TASK GOAL:
From the listing below, return each line that includes "COVID".

ENTRIES PROVIDED:
● ● ● ●
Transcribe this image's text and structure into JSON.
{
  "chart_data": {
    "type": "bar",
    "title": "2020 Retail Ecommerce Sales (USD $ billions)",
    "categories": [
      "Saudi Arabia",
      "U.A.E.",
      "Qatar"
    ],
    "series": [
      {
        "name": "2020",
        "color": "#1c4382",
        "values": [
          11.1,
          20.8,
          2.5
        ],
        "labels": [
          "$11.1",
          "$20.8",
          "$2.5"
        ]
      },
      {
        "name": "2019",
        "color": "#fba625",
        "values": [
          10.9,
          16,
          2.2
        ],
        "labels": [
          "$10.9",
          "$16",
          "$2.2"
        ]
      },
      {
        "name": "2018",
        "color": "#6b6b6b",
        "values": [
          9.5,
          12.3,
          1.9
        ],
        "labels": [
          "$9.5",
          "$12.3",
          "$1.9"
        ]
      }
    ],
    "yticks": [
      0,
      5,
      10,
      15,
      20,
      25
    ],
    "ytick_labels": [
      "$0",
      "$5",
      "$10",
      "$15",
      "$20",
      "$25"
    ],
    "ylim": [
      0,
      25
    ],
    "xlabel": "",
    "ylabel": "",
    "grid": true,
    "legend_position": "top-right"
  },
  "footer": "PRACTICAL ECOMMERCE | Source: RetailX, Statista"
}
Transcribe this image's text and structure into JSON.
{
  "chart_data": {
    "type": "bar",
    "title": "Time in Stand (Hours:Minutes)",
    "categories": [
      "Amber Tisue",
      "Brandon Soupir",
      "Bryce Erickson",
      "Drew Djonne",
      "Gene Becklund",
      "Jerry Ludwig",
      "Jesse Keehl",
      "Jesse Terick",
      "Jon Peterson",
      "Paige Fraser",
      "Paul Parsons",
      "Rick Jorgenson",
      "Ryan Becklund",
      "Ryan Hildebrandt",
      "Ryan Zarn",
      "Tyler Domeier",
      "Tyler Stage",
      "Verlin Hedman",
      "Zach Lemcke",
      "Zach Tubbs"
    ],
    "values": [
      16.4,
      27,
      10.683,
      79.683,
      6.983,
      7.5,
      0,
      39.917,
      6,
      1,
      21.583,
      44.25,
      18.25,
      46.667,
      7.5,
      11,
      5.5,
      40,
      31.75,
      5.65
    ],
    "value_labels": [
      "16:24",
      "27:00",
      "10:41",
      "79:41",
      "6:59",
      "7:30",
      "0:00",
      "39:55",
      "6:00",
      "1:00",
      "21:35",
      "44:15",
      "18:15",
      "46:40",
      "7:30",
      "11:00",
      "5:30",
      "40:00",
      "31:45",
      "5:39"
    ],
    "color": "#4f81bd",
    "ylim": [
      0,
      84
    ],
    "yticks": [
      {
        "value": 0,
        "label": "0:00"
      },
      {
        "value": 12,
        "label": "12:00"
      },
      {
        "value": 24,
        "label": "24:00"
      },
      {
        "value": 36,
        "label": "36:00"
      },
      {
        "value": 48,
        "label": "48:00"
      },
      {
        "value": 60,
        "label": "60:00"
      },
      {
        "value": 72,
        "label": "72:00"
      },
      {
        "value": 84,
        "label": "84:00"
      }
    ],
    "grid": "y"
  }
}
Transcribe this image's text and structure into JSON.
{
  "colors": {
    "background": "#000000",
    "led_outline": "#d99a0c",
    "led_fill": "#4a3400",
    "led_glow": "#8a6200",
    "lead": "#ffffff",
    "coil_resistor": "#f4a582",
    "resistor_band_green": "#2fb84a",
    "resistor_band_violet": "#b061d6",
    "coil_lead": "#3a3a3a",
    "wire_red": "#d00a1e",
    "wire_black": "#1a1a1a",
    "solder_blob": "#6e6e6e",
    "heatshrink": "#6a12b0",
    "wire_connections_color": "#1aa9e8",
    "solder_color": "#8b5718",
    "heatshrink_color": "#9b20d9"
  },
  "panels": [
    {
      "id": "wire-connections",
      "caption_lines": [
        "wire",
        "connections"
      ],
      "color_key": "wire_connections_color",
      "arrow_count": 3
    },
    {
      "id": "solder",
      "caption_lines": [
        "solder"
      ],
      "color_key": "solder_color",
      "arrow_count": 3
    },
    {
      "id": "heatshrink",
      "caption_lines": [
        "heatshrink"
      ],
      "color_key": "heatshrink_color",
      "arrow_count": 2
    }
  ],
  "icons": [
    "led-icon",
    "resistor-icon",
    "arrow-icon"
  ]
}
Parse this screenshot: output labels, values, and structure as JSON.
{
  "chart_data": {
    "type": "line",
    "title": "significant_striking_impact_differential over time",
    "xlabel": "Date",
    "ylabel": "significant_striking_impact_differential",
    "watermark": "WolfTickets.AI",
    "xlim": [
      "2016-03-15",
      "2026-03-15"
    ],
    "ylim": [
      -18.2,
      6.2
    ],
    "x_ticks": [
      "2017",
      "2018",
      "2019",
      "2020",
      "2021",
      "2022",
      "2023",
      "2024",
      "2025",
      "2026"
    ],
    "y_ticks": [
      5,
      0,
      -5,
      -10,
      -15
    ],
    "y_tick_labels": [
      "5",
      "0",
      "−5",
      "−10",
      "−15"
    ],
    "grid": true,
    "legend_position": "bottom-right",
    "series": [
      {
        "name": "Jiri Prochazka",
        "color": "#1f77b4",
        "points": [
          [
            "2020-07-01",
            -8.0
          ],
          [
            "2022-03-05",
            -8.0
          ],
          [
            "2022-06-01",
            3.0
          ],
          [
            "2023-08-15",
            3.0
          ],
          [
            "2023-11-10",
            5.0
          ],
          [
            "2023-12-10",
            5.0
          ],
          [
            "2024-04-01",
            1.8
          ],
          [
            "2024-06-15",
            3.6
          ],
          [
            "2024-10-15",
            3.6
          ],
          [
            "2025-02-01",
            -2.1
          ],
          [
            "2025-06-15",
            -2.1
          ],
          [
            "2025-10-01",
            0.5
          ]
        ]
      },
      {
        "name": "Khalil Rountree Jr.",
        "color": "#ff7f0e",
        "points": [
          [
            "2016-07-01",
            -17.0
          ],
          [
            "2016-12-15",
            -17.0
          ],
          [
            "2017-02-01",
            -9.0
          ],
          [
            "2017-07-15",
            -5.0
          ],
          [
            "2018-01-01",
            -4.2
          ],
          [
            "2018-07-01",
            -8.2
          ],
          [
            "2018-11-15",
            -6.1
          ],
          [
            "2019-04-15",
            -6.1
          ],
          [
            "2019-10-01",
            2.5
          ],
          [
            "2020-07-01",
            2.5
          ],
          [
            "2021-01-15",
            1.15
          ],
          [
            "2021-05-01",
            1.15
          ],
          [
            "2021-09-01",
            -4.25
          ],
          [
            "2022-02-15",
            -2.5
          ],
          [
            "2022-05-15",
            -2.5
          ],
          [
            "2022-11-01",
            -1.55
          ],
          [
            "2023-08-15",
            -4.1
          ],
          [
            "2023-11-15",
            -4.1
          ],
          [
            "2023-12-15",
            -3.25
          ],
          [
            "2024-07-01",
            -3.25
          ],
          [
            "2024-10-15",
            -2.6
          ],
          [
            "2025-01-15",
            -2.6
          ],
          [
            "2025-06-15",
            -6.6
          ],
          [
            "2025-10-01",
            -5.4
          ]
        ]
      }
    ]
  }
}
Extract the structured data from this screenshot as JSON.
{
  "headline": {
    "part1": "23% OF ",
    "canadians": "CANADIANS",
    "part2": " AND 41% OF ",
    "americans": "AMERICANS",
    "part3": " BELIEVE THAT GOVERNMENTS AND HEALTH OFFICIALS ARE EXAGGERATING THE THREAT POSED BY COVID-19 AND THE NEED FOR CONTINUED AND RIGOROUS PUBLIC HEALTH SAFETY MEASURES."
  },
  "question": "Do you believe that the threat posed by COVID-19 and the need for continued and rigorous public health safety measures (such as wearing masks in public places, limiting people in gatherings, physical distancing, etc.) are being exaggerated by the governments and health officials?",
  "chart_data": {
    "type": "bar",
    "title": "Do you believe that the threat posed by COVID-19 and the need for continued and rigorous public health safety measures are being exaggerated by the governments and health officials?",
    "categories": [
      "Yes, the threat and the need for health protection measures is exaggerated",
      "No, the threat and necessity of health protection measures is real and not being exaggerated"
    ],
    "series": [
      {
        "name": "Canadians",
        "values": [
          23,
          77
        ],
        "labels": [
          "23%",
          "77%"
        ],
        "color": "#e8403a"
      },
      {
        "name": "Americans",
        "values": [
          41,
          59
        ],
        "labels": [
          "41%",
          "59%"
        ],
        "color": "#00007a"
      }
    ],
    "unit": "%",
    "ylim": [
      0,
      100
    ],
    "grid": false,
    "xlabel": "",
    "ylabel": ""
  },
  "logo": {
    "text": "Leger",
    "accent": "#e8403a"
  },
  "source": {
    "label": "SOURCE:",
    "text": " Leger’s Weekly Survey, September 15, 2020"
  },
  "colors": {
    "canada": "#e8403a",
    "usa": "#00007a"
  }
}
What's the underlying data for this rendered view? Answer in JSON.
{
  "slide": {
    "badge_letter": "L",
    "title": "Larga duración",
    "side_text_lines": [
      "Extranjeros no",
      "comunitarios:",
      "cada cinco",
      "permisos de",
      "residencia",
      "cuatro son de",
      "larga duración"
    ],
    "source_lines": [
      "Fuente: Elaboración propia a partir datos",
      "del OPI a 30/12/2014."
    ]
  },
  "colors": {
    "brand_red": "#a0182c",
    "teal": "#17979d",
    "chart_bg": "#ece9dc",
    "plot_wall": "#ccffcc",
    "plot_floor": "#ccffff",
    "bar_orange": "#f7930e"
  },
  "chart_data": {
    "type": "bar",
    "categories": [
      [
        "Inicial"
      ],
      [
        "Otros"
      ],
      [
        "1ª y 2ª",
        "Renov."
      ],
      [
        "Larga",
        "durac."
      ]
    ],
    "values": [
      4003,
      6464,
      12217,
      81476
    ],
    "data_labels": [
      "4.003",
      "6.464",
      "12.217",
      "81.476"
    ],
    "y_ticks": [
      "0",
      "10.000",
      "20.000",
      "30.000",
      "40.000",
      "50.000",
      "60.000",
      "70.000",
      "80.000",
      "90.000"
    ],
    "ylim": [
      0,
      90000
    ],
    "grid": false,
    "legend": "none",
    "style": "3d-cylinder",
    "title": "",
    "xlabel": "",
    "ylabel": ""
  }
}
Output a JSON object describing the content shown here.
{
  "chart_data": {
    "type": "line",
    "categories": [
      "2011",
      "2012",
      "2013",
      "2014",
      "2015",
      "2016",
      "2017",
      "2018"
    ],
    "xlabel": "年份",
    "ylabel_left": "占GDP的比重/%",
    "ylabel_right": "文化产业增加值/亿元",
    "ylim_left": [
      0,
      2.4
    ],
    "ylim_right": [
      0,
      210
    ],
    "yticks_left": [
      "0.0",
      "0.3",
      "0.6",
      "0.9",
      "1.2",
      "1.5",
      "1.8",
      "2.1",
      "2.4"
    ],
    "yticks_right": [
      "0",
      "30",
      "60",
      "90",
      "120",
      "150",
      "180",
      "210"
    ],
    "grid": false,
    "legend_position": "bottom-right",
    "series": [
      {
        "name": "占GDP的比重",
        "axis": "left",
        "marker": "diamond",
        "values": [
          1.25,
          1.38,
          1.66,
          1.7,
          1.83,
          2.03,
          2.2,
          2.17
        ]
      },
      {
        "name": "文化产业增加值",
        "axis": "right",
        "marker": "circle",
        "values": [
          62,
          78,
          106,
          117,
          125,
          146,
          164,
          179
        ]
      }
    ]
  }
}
● ● ● ●
FINISHED ANSWER:
    "part3": " BELIEVE THAT GOVERNMENTS AND HEALTH OFFICIALS ARE EXAGGERATING THE THREAT POSED BY COVID-19 AND THE NEED FOR CONTINUED AND RIGOROUS PUBLIC HEALTH SAFETY MEASURES."
  "question": "Do you believe that the threat posed by COVID-19 and the need for continued and rigorous public health safety measures (such as wearing masks in public places, limiting people in gatherings, physical distancing, etc.) are being exaggerated by the governments and health officials?",
    "title": "Do you believe that the threat posed by COVID-19 and the need for continued and rigorous public health safety measures are being exaggerated by the governments and health officials?",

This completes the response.